## Aim
All lines featuring the string "JSON" are to be listed.

## Information shown
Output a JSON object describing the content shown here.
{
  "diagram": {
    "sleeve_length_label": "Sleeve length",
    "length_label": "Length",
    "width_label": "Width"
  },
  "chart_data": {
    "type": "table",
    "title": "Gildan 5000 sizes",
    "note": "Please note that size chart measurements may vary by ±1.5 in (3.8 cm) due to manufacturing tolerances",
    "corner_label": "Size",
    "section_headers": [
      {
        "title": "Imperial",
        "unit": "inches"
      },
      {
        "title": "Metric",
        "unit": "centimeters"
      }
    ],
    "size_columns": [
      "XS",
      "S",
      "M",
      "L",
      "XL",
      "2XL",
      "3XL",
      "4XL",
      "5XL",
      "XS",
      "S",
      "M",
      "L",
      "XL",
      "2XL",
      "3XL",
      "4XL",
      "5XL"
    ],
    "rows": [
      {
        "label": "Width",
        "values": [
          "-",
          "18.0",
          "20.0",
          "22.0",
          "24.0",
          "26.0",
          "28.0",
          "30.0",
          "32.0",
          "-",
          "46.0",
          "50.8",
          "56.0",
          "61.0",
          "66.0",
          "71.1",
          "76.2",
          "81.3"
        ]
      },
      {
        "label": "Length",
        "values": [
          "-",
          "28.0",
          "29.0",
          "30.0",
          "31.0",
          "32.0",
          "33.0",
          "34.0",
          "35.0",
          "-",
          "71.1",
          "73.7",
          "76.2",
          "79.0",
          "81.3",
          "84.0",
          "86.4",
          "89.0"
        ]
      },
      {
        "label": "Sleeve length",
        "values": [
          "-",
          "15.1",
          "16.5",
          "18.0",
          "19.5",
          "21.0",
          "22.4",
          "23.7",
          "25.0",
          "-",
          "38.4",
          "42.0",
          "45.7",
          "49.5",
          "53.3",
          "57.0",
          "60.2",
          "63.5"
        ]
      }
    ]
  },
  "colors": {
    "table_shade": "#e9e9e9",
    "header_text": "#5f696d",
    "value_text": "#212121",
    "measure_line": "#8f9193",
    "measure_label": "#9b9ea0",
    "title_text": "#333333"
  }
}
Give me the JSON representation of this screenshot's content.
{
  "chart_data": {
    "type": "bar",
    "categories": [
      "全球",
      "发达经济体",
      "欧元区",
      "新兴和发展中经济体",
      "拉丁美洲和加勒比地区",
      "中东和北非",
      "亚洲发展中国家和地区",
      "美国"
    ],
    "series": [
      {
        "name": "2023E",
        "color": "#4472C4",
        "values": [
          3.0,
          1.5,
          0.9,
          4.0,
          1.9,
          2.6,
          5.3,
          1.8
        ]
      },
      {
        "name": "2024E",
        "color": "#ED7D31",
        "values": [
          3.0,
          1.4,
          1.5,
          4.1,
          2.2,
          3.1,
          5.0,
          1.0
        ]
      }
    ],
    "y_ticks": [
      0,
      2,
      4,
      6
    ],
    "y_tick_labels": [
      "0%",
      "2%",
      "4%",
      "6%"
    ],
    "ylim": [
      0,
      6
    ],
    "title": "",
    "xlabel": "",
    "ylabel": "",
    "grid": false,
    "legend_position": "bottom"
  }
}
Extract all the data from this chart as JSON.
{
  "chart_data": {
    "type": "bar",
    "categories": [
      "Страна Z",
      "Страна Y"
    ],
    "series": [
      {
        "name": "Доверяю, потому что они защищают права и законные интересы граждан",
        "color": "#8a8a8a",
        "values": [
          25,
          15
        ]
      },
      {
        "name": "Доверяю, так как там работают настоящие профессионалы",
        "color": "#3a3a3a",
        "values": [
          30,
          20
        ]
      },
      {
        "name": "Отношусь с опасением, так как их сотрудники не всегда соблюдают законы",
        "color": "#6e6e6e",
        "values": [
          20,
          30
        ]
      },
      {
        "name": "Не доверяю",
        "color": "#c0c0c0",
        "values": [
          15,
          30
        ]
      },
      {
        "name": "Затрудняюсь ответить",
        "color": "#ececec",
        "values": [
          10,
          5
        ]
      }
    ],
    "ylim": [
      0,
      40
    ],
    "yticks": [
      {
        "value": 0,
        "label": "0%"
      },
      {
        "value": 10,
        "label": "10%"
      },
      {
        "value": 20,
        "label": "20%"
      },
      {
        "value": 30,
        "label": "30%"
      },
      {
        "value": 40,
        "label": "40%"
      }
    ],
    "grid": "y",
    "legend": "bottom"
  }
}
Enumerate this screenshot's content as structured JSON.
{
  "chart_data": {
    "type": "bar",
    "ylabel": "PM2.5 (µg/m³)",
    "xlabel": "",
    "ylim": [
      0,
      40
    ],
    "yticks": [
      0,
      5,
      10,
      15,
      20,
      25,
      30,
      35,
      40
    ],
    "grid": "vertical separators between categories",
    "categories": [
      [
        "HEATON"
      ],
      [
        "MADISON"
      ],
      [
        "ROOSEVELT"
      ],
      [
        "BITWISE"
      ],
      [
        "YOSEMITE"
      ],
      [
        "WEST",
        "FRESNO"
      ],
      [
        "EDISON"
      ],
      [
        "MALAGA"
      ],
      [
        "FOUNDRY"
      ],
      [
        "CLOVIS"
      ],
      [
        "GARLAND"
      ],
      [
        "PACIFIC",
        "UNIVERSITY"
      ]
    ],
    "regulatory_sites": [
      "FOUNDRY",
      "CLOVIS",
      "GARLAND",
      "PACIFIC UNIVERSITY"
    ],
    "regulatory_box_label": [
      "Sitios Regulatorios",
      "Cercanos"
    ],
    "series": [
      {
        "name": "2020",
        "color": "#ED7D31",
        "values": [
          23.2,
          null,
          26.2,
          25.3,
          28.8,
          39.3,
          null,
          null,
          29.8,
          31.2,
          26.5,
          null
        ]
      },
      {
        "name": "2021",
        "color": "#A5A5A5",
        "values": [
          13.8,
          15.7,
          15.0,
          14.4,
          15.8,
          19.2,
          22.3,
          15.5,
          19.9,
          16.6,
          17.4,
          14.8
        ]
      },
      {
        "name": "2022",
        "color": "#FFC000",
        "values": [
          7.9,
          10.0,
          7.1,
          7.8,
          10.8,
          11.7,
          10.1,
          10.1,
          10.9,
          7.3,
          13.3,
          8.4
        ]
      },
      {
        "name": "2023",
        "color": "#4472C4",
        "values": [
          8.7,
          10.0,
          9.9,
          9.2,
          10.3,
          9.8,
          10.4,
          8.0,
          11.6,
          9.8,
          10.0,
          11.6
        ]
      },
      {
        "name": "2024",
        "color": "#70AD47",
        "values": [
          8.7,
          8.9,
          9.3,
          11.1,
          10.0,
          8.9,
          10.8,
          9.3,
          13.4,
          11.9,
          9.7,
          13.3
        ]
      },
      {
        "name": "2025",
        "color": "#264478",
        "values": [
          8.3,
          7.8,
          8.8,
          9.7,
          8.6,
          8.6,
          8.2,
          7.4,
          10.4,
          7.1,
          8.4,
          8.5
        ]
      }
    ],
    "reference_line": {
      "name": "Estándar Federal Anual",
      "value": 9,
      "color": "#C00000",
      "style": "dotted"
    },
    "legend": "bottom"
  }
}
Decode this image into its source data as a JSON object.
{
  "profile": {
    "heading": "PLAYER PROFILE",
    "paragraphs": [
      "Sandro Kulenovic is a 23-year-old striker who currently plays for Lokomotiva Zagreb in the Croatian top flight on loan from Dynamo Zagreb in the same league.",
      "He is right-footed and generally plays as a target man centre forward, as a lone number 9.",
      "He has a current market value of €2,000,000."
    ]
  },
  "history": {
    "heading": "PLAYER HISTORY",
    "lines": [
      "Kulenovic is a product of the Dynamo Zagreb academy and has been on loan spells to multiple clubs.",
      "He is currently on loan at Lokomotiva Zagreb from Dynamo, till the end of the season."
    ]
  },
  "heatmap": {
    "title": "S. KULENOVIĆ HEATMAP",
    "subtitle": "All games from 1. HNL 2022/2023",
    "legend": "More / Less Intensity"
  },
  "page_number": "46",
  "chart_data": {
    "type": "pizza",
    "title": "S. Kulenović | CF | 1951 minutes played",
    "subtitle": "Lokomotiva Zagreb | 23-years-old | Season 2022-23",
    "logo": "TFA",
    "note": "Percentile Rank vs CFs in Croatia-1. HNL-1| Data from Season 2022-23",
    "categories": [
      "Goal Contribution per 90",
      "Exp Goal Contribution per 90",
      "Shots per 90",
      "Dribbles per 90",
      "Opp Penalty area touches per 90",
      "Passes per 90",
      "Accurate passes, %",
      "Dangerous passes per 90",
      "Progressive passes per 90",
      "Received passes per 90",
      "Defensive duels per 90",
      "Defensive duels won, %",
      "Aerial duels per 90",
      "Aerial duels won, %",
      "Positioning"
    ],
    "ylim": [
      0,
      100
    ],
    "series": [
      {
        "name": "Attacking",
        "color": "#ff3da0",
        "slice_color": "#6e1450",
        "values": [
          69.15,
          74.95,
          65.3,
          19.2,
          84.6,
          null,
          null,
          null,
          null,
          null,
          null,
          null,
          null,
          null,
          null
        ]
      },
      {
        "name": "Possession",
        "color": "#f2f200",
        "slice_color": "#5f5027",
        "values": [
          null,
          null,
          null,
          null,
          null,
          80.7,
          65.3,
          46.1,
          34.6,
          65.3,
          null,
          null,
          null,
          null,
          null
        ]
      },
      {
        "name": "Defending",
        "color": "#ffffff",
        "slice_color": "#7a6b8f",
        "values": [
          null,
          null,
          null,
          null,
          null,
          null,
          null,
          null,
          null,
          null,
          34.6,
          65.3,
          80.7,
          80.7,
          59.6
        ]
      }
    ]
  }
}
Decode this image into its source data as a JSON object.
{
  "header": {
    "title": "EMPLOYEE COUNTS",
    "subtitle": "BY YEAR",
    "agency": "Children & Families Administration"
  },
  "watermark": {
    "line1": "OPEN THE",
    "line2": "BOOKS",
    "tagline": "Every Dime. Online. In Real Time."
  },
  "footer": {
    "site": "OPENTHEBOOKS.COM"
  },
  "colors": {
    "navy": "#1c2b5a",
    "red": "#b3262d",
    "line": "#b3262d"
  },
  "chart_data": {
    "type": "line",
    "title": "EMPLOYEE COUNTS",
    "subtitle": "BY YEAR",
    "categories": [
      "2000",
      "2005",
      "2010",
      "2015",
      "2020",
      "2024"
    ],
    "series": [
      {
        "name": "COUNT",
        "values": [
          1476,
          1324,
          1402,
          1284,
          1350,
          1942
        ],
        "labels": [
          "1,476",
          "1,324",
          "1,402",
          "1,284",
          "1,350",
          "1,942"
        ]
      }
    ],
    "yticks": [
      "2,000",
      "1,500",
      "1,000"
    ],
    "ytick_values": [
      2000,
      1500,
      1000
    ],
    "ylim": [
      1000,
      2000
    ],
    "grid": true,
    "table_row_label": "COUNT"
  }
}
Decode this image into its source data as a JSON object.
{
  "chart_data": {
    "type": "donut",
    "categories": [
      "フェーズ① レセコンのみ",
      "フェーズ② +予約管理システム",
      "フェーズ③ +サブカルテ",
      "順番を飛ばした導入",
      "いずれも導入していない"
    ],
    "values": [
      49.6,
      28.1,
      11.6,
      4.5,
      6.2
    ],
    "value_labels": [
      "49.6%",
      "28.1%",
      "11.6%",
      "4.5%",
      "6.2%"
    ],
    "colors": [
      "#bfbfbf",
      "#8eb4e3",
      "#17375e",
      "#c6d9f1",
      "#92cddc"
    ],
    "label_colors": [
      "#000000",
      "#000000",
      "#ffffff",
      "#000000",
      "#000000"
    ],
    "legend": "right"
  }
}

## Right answer
Output a JSON object describing the content shown here.
Give me the JSON representation of this screenshot's content.
Extract all the data from this chart as JSON.
Enumerate this screenshot's content as structured JSON.
Decode this image into its source data as a JSON object.
Decode this image into its source data as a JSON object.
Decode this image into its source data as a JSON object.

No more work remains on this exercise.